Short task:
Copy out, character for character, the items from the line with "Detect and localize" to the line with "city-input[interactable]: Cambridge xyxy=(375,121,446,129)", both lines included, and output nothing else.

Dataset records:
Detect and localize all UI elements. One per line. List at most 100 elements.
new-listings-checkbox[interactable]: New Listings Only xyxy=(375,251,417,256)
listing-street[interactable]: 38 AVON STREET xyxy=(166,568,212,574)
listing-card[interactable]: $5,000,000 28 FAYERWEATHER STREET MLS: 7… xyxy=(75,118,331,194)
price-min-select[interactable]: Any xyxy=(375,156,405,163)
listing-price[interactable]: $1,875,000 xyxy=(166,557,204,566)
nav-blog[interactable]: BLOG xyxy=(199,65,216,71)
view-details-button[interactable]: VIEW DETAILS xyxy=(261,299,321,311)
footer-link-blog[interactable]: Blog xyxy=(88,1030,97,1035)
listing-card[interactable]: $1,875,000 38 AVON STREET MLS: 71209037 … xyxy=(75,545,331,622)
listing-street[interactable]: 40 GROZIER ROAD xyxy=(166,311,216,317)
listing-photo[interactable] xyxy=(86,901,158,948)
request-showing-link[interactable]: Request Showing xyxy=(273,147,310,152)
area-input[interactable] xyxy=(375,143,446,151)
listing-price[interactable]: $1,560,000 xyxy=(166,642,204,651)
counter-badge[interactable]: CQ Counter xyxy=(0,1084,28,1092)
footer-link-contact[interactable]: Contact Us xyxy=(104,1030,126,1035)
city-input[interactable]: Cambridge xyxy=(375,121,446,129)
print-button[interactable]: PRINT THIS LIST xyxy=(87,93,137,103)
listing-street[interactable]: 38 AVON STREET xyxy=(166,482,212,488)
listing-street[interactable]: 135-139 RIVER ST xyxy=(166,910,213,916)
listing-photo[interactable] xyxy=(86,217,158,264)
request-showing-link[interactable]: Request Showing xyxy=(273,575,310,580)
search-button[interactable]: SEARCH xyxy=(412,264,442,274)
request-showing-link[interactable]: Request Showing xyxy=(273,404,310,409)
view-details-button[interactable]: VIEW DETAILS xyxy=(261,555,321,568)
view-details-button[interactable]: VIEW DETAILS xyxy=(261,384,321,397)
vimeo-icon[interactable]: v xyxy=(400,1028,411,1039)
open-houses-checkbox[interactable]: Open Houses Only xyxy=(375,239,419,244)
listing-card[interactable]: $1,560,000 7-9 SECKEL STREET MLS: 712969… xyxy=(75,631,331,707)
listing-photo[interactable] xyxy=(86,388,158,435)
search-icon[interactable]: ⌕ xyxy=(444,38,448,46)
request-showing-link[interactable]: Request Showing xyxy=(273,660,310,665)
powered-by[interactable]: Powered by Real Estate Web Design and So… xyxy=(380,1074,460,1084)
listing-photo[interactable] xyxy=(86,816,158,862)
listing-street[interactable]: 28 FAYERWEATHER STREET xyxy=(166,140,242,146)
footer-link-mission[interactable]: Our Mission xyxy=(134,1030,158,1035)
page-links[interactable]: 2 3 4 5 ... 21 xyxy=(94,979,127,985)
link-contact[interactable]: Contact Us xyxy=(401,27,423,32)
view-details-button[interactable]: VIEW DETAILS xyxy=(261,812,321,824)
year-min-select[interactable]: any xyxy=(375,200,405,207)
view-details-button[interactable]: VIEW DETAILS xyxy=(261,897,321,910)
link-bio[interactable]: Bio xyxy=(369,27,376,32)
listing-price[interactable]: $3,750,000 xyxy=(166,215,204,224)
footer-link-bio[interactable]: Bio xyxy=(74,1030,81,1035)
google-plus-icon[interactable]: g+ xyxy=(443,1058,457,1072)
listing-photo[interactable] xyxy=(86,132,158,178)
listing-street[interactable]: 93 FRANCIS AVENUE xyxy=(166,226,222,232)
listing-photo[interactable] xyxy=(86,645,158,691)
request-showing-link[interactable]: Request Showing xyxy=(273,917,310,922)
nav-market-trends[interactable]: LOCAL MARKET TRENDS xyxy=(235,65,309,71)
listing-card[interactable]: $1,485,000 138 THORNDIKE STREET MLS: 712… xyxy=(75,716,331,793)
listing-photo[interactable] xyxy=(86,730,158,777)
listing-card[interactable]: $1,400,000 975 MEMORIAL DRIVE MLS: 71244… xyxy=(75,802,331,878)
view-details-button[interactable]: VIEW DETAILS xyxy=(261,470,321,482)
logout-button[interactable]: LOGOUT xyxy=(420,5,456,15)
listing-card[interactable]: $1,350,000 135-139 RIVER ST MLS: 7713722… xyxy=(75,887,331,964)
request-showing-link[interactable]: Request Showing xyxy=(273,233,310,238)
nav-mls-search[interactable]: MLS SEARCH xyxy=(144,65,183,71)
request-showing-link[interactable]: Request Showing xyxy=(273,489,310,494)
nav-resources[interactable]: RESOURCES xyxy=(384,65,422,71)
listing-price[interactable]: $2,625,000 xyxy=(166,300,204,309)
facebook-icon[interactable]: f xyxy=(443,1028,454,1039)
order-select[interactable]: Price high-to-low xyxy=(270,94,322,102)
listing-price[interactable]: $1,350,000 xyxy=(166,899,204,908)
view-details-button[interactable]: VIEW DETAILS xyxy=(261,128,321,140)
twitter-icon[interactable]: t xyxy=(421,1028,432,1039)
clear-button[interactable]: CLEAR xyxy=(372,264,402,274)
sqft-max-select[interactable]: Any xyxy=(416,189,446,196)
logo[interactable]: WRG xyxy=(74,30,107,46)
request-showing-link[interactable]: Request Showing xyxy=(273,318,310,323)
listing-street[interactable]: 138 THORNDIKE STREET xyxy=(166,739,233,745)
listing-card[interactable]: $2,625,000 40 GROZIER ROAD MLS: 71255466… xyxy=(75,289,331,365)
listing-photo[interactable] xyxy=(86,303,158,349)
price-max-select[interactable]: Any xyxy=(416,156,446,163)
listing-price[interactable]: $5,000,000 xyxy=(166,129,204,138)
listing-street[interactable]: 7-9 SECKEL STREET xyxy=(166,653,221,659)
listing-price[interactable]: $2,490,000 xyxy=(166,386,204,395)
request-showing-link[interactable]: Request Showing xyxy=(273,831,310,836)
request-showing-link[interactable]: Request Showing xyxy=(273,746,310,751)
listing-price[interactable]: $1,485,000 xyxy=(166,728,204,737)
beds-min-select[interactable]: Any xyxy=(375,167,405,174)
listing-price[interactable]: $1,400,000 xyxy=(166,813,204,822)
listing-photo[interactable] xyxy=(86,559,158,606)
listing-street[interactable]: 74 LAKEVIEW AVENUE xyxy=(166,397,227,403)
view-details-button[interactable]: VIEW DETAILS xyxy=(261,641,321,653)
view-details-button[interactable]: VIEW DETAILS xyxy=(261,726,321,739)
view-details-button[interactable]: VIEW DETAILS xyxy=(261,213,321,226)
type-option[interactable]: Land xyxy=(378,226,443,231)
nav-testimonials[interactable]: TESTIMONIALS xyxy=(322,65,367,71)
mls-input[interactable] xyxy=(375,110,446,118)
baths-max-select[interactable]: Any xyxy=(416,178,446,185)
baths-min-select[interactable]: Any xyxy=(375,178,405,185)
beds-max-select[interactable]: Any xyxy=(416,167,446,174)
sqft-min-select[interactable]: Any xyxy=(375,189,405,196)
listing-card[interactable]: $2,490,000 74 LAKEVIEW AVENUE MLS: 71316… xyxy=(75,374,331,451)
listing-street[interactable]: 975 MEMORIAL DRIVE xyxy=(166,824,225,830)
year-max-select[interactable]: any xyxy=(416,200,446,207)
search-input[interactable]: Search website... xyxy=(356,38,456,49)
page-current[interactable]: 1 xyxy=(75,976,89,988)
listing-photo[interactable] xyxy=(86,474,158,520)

* * *

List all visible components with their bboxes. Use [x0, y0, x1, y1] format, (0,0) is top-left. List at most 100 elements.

The output:
Detect and localize all UI elements. One per line. List at most 100 elements.
new-listings-checkbox[interactable]: New Listings Only xyxy=(375,251,417,256)
listing-street[interactable]: 38 AVON STREET xyxy=(166,568,212,574)
listing-card[interactable]: $5,000,000 28 FAYERWEATHER STREET MLS: 7… xyxy=(75,118,331,194)
price-min-select[interactable]: Any xyxy=(375,156,405,163)
listing-price[interactable]: $1,875,000 xyxy=(166,557,204,566)
nav-blog[interactable]: BLOG xyxy=(199,65,216,71)
view-details-button[interactable]: VIEW DETAILS xyxy=(261,299,321,311)
footer-link-blog[interactable]: Blog xyxy=(88,1030,97,1035)
listing-card[interactable]: $1,875,000 38 AVON STREET MLS: 71209037 … xyxy=(75,545,331,622)
listing-street[interactable]: 40 GROZIER ROAD xyxy=(166,311,216,317)
listing-photo[interactable] xyxy=(86,901,158,948)
request-showing-link[interactable]: Request Showing xyxy=(273,147,310,152)
area-input[interactable] xyxy=(375,143,446,151)
listing-price[interactable]: $1,560,000 xyxy=(166,642,204,651)
counter-badge[interactable]: CQ Counter xyxy=(0,1084,28,1092)
footer-link-contact[interactable]: Contact Us xyxy=(104,1030,126,1035)
city-input[interactable]: Cambridge xyxy=(375,121,446,129)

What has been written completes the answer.